== INPUT DATA

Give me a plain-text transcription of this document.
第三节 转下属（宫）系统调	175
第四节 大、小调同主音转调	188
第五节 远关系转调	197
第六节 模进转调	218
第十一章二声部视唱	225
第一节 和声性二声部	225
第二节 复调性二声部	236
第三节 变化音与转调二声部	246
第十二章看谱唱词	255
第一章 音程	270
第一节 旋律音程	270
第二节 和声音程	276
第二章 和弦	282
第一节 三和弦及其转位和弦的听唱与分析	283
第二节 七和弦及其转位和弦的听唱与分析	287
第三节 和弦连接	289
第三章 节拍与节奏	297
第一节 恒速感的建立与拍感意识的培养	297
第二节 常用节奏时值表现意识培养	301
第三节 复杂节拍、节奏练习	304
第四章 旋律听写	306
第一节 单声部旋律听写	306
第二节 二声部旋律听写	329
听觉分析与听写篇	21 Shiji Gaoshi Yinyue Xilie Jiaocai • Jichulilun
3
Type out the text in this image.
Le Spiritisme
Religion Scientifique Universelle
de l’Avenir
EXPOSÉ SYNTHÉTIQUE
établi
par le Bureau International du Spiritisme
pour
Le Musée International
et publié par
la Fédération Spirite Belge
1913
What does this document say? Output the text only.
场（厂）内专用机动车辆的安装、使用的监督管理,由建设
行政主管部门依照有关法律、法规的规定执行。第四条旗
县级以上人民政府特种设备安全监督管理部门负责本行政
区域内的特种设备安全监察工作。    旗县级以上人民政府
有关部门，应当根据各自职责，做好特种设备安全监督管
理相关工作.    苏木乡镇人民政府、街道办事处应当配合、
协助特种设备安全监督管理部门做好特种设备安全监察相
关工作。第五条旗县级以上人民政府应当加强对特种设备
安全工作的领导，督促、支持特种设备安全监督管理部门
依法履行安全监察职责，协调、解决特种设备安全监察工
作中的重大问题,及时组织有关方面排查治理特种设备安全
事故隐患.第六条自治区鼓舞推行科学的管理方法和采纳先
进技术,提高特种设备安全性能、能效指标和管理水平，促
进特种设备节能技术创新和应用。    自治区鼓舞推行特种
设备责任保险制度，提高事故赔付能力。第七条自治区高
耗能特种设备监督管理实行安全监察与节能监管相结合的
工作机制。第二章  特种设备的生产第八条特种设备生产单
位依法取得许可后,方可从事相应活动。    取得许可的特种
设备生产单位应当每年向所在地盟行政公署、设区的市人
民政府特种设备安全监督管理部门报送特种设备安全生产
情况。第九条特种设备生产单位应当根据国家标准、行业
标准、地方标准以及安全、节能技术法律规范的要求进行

====

=== INSTRUCTIONS TO FOLLOW ===
Every entry should be output exactly as written, please.

=== EXERCISE RESULT ===
Give me a plain-text transcription of this document.
第三节 转下属（宫）系统调	175
第四节 大、小调同主音转调	188
第五节 远关系转调	197
第六节 模进转调	218
第十一章二声部视唱	225
第一节 和声性二声部	225
第二节 复调性二声部	236
第三节 变化音与转调二声部	246
第十二章看谱唱词	255
第一章 音程	270
第一节 旋律音程	270
第二节 和声音程	276
第二章 和弦	282
第一节 三和弦及其转位和弦的听唱与分析	283
第二节 七和弦及其转位和弦的听唱与分析	287
第三节 和弦连接	289
第三章 节拍与节奏	297
第一节 恒速感的建立与拍感意识的培养	297
第二节 常用节奏时值表现意识培养	301
第三节 复杂节拍、节奏练习	304
第四章 旋律听写	306
第一节 单声部旋律听写	306
第二节 二声部旋律听写	329
听觉分析与听写篇	21 Shiji Gaoshi Yinyue Xilie Jiaocai • Jichulilun
3
Type out the text in this image.
Le Spiritisme
Religion Scientifique Universelle
de l’Avenir
EXPOSÉ SYNTHÉTIQUE
établi
par le Bureau International du Spiritisme
pour
Le Musée International
et publié par
la Fédération Spirite Belge
1913
What does this document say? Output the text only.
场（厂）内专用机动车辆的安装、使用的监督管理,由建设
行政主管部门依照有关法律、法规的规定执行。第四条旗
县级以上人民政府特种设备安全监督管理部门负责本行政
区域内的特种设备安全监察工作。    旗县级以上人民政府
有关部门，应当根据各自职责，做好特种设备安全监督管
理相关工作.    苏木乡镇人民政府、街道办事处应当配合、
协助特种设备安全监督管理部门做好特种设备安全监察相
关工作。第五条旗县级以上人民政府应当加强对特种设备
安全工作的领导，督促、支持特种设备安全监督管理部门
依法履行安全监察职责，协调、解决特种设备安全监察工
作中的重大问题,及时组织有关方面排查治理特种设备安全
事故隐患.第六条自治区鼓舞推行科学的管理方法和采纳先
进技术,提高特种设备安全性能、能效指标和管理水平，促
进特种设备节能技术创新和应用。    自治区鼓舞推行特种
设备责任保险制度，提高事故赔付能力。第七条自治区高
耗能特种设备监督管理实行安全监察与节能监管相结合的
工作机制。第二章  特种设备的生产第八条特种设备生产单
位依法取得许可后,方可从事相应活动。    取得许可的特种
设备生产单位应当每年向所在地盟行政公署、设区的市人
民政府特种设备安全监督管理部门报送特种设备安全生产
情况。第九条特种设备生产单位应当根据国家标准、行业
标准、地方标准以及安全、节能技术法律规范的要求进行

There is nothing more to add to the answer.